**STATED PROBLEM**
Without skipping anything, write out each record below exactly.

**DATA FOR THIS EXERCISE**
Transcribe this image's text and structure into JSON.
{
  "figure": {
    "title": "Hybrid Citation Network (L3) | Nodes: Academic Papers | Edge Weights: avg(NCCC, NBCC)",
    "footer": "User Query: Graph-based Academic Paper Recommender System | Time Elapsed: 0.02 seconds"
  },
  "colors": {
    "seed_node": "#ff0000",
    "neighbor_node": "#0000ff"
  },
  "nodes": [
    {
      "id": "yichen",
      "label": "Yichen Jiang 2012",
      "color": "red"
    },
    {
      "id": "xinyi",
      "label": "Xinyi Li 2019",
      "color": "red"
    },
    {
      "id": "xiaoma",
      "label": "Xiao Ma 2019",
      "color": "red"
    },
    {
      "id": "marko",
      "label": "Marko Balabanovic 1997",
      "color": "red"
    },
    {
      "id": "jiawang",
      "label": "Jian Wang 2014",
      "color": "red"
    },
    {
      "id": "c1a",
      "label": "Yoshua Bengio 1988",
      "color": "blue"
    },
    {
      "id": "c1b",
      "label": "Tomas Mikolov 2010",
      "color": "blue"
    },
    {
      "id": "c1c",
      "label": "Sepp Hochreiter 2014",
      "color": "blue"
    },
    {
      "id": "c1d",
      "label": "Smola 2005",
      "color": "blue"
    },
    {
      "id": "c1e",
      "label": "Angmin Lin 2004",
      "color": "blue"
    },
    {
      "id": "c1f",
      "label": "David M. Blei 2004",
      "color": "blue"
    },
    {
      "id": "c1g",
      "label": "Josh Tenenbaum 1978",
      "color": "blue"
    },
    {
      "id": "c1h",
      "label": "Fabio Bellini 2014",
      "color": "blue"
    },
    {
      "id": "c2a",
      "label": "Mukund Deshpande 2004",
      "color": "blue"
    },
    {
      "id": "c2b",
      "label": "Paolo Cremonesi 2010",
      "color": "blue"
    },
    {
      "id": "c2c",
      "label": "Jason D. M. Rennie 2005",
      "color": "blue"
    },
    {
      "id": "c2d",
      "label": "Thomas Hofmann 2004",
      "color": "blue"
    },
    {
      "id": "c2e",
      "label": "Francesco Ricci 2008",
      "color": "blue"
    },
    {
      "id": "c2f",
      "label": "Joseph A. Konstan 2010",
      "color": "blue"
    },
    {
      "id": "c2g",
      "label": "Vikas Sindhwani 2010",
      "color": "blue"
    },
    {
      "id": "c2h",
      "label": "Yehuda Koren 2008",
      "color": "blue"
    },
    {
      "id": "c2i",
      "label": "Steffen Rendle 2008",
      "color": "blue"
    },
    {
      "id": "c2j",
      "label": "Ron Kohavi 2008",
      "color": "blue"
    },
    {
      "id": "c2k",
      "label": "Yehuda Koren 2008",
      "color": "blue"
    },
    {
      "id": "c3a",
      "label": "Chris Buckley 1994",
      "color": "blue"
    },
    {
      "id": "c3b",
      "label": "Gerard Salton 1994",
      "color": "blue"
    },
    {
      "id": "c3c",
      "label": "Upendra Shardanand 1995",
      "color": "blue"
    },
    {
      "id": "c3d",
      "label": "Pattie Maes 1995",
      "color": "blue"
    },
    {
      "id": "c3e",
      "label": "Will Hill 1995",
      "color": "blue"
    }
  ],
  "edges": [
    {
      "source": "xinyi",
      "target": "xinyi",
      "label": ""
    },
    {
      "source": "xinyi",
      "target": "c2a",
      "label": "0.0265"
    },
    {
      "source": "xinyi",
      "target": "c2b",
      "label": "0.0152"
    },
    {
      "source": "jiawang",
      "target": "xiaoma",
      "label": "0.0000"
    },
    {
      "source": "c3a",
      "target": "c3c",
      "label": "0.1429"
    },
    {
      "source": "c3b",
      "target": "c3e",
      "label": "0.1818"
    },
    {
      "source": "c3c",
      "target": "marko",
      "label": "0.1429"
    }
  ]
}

**ANSWER TO THIS EXERCISE**
Transcribe this image's text and structure into JSON.
{
  "figure": {
    "title": "Hybrid Citation Network (L3) | Nodes: Academic Papers | Edge Weights: avg(NCCC, NBCC)",
    "footer": "User Query: Graph-based Academic Paper Recommender System | Time Elapsed: 0.02 seconds"
  },
  "colors": {
    "seed_node": "#ff0000",
    "neighbor_node": "#0000ff"
  },
  "nodes": [
    {
      "id": "yichen",
      "label": "Yichen Jiang 2012",
      "color": "red"
    },
    {
      "id": "xinyi",
      "label": "Xinyi Li 2019",
      "color": "red"
    },
    {
      "id": "xiaoma",
      "label": "Xiao Ma 2019",
      "color": "red"
    },
    {
      "id": "marko",
      "label": "Marko Balabanovic 1997",
      "color": "red"
    },
    {
      "id": "jiawang",
      "label": "Jian Wang 2014",
      "color": "red"
    },
    {
      "id": "c1a",
      "label": "Yoshua Bengio 1988",
      "color": "blue"
    },
    {
      "id": "c1b",
      "label": "Tomas Mikolov 2010",
      "color": "blue"
    },
    {
      "id": "c1c",
      "label": "Sepp Hochreiter 2014",
      "color": "blue"
    },
    {
      "id": "c1d",
      "label": "Smola 2005",
      "color": "blue"
    },
    {
      "id": "c1e",
      "label": "Angmin Lin 2004",
      "color": "blue"
    },
    {
      "id": "c1f",
      "label": "David M. Blei 2004",
      "color": "blue"
    },
    {
      "id": "c1g",
      "label": "Josh Tenenbaum 1978",
      "color": "blue"
    },
    {
      "id": "c1h",
      "label": "Fabio Bellini 2014",
      "color": "blue"
    },
    {
      "id": "c2a",
      "label": "Mukund Deshpande 2004",
      "color": "blue"
    },
    {
      "id": "c2b",
      "label": "Paolo Cremonesi 2010",
      "color": "blue"
    },
    {
      "id": "c2c",
      "label": "Jason D. M. Rennie 2005",
      "color": "blue"
    },
    {
      "id": "c2d",
      "label": "Thomas Hofmann 2004",
      "color": "blue"
    },
    {
      "id": "c2e",
      "label": "Francesco Ricci 2008",
      "color": "blue"
    },
    {
      "id": "c2f",
      "label": "Joseph A. Konstan 2010",
      "color": "blue"
    },
    {
      "id": "c2g",
      "label": "Vikas Sindhwani 2010",
      "color": "blue"
    },
    {
      "id": "c2h",
      "label": "Yehuda Koren 2008",
      "color": "blue"
    },
    {
      "id": "c2i",
      "label": "Steffen Rendle 2008",
      "color": "blue"
    },
    {
      "id": "c2j",
      "label": "Ron Kohavi 2008",
      "color": "blue"
    },
    {
      "id": "c2k",
      "label": "Yehuda Koren 2008",
      "color": "blue"
    },
    {
      "id": "c3a",
      "label": "Chris Buckley 1994",
      "color": "blue"
    },
    {
      "id": "c3b",
      "label": "Gerard Salton 1994",
      "color": "blue"
    },
    {
      "id": "c3c",
      "label": "Upendra Shardanand 1995",
      "color": "blue"
    },
    {
      "id": "c3d",
      "label": "Pattie Maes 1995",
      "color": "blue"
    },
    {
      "id": "c3e",
      "label": "Will Hill 1995",
      "color": "blue"
    }
  ],
  "edges": [
    {
      "source": "xinyi",
      "target": "xinyi",
      "label": ""
    },
    {
      "source": "xinyi",
      "target": "c2a",
      "label": "0.0265"
    },
    {
      "source": "xinyi",
      "target": "c2b",
      "label": "0.0152"
    },
    {
      "source": "jiawang",
      "target": "xiaoma",
      "label": "0.0000"
    },
    {
      "source": "c3a",
      "target": "c3c",
      "label": "0.1429"
    },
    {
      "source": "c3b",
      "target": "c3e",
      "label": "0.1818"
    },
    {
      "source": "c3c",
      "target": "marko",
      "label": "0.1429"
    }
  ]
}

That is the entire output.